### [Short exercise]
Reproduce all entries verbatim, with nothing added or dropped.

-- Start --

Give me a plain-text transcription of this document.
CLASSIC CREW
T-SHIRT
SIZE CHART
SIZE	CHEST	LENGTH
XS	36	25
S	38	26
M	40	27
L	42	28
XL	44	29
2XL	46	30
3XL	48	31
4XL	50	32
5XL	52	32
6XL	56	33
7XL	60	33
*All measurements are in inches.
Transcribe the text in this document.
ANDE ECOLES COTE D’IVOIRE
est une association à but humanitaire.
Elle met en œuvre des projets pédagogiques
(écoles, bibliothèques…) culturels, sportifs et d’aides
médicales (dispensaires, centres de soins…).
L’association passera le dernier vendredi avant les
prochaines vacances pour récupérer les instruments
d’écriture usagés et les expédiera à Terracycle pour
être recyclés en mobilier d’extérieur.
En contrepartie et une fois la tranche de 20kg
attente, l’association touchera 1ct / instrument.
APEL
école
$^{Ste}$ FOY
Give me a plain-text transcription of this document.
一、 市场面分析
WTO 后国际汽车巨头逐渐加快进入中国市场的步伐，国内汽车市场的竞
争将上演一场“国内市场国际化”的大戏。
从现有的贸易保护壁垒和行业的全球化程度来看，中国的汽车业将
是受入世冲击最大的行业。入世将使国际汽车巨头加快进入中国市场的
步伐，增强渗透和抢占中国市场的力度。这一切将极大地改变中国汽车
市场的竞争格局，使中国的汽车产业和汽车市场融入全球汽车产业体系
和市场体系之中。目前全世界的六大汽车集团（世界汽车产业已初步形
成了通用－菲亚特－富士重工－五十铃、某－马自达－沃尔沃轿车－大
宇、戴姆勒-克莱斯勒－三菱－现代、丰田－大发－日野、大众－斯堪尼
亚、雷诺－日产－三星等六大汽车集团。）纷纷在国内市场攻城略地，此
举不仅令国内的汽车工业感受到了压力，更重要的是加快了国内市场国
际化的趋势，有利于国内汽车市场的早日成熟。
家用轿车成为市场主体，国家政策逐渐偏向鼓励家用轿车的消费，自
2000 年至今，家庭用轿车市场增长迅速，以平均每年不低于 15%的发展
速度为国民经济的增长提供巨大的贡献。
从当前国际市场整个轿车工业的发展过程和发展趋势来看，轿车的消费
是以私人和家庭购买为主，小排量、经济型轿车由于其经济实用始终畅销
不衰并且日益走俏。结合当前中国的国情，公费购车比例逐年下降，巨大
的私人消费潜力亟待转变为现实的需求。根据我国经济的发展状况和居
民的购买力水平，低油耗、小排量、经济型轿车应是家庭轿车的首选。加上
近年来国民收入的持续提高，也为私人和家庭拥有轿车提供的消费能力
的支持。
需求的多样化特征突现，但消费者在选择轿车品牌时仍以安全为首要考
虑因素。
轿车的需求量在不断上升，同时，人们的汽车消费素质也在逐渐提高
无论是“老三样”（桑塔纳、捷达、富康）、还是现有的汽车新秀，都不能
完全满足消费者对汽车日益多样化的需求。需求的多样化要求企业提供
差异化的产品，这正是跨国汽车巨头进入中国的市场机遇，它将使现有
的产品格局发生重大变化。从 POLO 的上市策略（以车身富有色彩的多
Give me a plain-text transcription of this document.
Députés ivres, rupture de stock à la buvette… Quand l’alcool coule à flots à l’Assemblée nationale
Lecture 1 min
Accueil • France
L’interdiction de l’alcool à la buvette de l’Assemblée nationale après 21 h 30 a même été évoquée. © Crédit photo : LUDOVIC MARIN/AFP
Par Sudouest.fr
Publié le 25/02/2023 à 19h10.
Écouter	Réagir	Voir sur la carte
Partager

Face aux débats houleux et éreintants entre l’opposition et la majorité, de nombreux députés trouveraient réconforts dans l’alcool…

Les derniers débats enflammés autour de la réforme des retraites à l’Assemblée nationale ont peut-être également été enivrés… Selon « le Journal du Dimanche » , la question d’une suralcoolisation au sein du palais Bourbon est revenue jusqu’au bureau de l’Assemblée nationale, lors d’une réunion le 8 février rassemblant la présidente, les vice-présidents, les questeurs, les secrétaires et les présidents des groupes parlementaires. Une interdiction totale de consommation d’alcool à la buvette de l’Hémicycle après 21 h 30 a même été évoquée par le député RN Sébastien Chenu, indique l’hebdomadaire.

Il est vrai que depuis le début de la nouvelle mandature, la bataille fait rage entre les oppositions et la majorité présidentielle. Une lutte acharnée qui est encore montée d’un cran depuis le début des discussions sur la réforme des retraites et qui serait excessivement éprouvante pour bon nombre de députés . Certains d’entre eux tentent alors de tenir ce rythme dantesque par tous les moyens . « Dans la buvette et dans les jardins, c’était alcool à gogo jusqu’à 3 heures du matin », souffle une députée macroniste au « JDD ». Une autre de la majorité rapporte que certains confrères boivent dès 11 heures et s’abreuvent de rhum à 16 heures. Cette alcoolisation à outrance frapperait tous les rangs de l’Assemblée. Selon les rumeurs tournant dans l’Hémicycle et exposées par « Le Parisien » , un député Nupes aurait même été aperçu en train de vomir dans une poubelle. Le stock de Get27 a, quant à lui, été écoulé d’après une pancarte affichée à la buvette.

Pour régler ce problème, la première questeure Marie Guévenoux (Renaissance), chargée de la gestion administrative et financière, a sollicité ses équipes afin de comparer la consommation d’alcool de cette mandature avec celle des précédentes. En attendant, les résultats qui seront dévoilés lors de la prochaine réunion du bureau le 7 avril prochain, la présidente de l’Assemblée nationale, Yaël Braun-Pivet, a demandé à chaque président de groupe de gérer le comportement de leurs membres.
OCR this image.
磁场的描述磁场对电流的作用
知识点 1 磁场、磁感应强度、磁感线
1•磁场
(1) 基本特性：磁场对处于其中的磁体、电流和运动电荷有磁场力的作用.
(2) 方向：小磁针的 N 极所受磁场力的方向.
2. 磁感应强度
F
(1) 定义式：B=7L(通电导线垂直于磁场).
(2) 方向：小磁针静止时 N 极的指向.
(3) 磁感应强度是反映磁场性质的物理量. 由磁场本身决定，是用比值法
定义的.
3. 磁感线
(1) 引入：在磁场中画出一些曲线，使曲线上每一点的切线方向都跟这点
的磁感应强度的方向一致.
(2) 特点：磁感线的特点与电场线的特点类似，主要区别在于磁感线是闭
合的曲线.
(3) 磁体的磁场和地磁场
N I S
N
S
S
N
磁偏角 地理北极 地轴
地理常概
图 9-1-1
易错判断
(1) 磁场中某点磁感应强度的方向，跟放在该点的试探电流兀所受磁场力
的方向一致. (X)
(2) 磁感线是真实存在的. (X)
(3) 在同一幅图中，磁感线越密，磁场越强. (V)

-- End --

### [Full output]
Give me a plain-text transcription of this document.
CLASSIC CREW
T-SHIRT
SIZE CHART
SIZE	CHEST	LENGTH
XS	36	25
S	38	26
M	40	27
L	42	28
XL	44	29
2XL	46	30
3XL	48	31
4XL	50	32
5XL	52	32
6XL	56	33
7XL	60	33
*All measurements are in inches.
Transcribe the text in this document.
ANDE ECOLES COTE D’IVOIRE
est une association à but humanitaire.
Elle met en œuvre des projets pédagogiques
(écoles, bibliothèques…) culturels, sportifs et d’aides
médicales (dispensaires, centres de soins…).
L’association passera le dernier vendredi avant les
prochaines vacances pour récupérer les instruments
d’écriture usagés et les expédiera à Terracycle pour
être recyclés en mobilier d’extérieur.
En contrepartie et une fois la tranche de 20kg
attente, l’association touchera 1ct / instrument.
APEL
école
$^{Ste}$ FOY
Give me a plain-text transcription of this document.
一、 市场面分析
WTO 后国际汽车巨头逐渐加快进入中国市场的步伐，国内汽车市场的竞
争将上演一场“国内市场国际化”的大戏。
从现有的贸易保护壁垒和行业的全球化程度来看，中国的汽车业将
是受入世冲击最大的行业。入世将使国际汽车巨头加快进入中国市场的
步伐，增强渗透和抢占中国市场的力度。这一切将极大地改变中国汽车
市场的竞争格局，使中国的汽车产业和汽车市场融入全球汽车产业体系
和市场体系之中。目前全世界的六大汽车集团（世界汽车产业已初步形
成了通用－菲亚特－富士重工－五十铃、某－马自达－沃尔沃轿车－大
宇、戴姆勒-克莱斯勒－三菱－现代、丰田－大发－日野、大众－斯堪尼
亚、雷诺－日产－三星等六大汽车集团。）纷纷在国内市场攻城略地，此
举不仅令国内的汽车工业感受到了压力，更重要的是加快了国内市场国
际化的趋势，有利于国内汽车市场的早日成熟。
家用轿车成为市场主体，国家政策逐渐偏向鼓励家用轿车的消费，自
2000 年至今，家庭用轿车市场增长迅速，以平均每年不低于 15%的发展
速度为国民经济的增长提供巨大的贡献。
从当前国际市场整个轿车工业的发展过程和发展趋势来看，轿车的消费
是以私人和家庭购买为主，小排量、经济型轿车由于其经济实用始终畅销
不衰并且日益走俏。结合当前中国的国情，公费购车比例逐年下降，巨大
的私人消费潜力亟待转变为现实的需求。根据我国经济的发展状况和居
民的购买力水平，低油耗、小排量、经济型轿车应是家庭轿车的首选。加上
近年来国民收入的持续提高，也为私人和家庭拥有轿车提供的消费能力
的支持。
需求的多样化特征突现，但消费者在选择轿车品牌时仍以安全为首要考
虑因素。
轿车的需求量在不断上升，同时，人们的汽车消费素质也在逐渐提高
无论是“老三样”（桑塔纳、捷达、富康）、还是现有的汽车新秀，都不能
完全满足消费者对汽车日益多样化的需求。需求的多样化要求企业提供
差异化的产品，这正是跨国汽车巨头进入中国的市场机遇，它将使现有
的产品格局发生重大变化。从 POLO 的上市策略（以车身富有色彩的多
Give me a plain-text transcription of this document.
Députés ivres, rupture de stock à la buvette… Quand l’alcool coule à flots à l’Assemblée nationale
Lecture 1 min
Accueil • France
L’interdiction de l’alcool à la buvette de l’Assemblée nationale après 21 h 30 a même été évoquée. © Crédit photo : LUDOVIC MARIN/AFP
Par Sudouest.fr
Publié le 25/02/2023 à 19h10.
Écouter	Réagir	Voir sur la carte
Partager

Face aux débats houleux et éreintants entre l’opposition et la majorité, de nombreux députés trouveraient réconforts dans l’alcool…

Les derniers débats enflammés autour de la réforme des retraites à l’Assemblée nationale ont peut-être également été enivrés… Selon « le Journal du Dimanche » , la question d’une suralcoolisation au sein du palais Bourbon est revenue jusqu’au bureau de l’Assemblée nationale, lors d’une réunion le 8 février rassemblant la présidente, les vice-présidents, les questeurs, les secrétaires et les présidents des groupes parlementaires. Une interdiction totale de consommation d’alcool à la buvette de l’Hémicycle après 21 h 30 a même été évoquée par le député RN Sébastien Chenu, indique l’hebdomadaire.

Il est vrai que depuis le début de la nouvelle mandature, la bataille fait rage entre les oppositions et la majorité présidentielle. Une lutte acharnée qui est encore montée d’un cran depuis le début des discussions sur la réforme des retraites et qui serait excessivement éprouvante pour bon nombre de députés . Certains d’entre eux tentent alors de tenir ce rythme dantesque par tous les moyens . « Dans la buvette et dans les jardins, c’était alcool à gogo jusqu’à 3 heures du matin », souffle une députée macroniste au « JDD ». Une autre de la majorité rapporte que certains confrères boivent dès 11 heures et s’abreuvent de rhum à 16 heures. Cette alcoolisation à outrance frapperait tous les rangs de l’Assemblée. Selon les rumeurs tournant dans l’Hémicycle et exposées par « Le Parisien » , un député Nupes aurait même été aperçu en train de vomir dans une poubelle. Le stock de Get27 a, quant à lui, été écoulé d’après une pancarte affichée à la buvette.

Pour régler ce problème, la première questeure Marie Guévenoux (Renaissance), chargée de la gestion administrative et financière, a sollicité ses équipes afin de comparer la consommation d’alcool de cette mandature avec celle des précédentes. En attendant, les résultats qui seront dévoilés lors de la prochaine réunion du bureau le 7 avril prochain, la présidente de l’Assemblée nationale, Yaël Braun-Pivet, a demandé à chaque président de groupe de gérer le comportement de leurs membres.
OCR this image.
磁场的描述磁场对电流的作用
知识点 1 磁场、磁感应强度、磁感线
1•磁场
(1) 基本特性：磁场对处于其中的磁体、电流和运动电荷有磁场力的作用.
(2) 方向：小磁针的 N 极所受磁场力的方向.
2. 磁感应强度
F
(1) 定义式：B=7L(通电导线垂直于磁场).
(2) 方向：小磁针静止时 N 极的指向.
(3) 磁感应强度是反映磁场性质的物理量. 由磁场本身决定，是用比值法
定义的.
3. 磁感线
(1) 引入：在磁场中画出一些曲线，使曲线上每一点的切线方向都跟这点
的磁感应强度的方向一致.
(2) 特点：磁感线的特点与电场线的特点类似，主要区别在于磁感线是闭
合的曲线.
(3) 磁体的磁场和地磁场
N I S
N
S
S
N
磁偏角 地理北极 地轴
地理常概
图 9-1-1
易错判断
(1) 磁场中某点磁感应强度的方向，跟放在该点的试探电流兀所受磁场力
的方向一致. (X)
(2) 磁感线是真实存在的. (X)
(3) 在同一幅图中，磁感线越密，磁场越强. (V)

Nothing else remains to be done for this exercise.